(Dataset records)

* * *

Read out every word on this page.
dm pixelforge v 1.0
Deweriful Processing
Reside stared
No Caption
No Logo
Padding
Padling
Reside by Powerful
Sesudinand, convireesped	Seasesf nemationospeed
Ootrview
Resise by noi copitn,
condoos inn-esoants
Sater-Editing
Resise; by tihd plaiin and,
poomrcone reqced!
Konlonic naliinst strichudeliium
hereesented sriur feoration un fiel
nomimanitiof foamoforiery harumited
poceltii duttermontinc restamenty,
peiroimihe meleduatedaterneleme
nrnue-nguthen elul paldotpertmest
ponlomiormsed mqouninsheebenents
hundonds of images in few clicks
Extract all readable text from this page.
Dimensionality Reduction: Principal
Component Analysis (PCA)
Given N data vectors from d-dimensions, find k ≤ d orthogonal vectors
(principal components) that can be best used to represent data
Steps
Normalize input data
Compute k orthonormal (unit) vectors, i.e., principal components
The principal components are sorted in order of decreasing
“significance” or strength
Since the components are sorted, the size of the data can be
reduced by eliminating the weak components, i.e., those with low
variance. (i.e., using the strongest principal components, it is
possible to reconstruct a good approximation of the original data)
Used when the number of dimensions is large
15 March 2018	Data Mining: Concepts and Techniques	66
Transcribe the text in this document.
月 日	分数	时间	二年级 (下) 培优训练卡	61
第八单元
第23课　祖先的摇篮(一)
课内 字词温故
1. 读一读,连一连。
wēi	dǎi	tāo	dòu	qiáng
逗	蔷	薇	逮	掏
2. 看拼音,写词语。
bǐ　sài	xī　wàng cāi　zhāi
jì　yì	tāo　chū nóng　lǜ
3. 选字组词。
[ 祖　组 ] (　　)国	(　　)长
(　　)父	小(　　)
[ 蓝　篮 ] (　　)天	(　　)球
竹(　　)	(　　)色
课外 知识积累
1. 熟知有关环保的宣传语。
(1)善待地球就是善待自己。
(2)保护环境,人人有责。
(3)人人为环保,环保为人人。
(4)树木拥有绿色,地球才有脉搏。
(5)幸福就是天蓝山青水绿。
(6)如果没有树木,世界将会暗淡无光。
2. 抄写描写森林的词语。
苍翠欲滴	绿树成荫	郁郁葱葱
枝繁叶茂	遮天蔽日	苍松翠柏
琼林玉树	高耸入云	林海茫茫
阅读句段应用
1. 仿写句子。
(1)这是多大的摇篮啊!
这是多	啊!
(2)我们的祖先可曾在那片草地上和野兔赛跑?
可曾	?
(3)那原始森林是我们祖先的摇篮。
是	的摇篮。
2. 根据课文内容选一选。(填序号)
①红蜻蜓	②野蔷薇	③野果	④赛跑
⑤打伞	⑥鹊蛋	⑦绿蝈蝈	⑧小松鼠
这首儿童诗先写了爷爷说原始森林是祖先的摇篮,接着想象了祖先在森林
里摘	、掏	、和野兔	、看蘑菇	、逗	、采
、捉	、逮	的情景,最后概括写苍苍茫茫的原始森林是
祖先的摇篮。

* * *

§ Stated goal: How many of the lines above include the string "vectors"? Reply with the number by itself.

§ Finished task: 2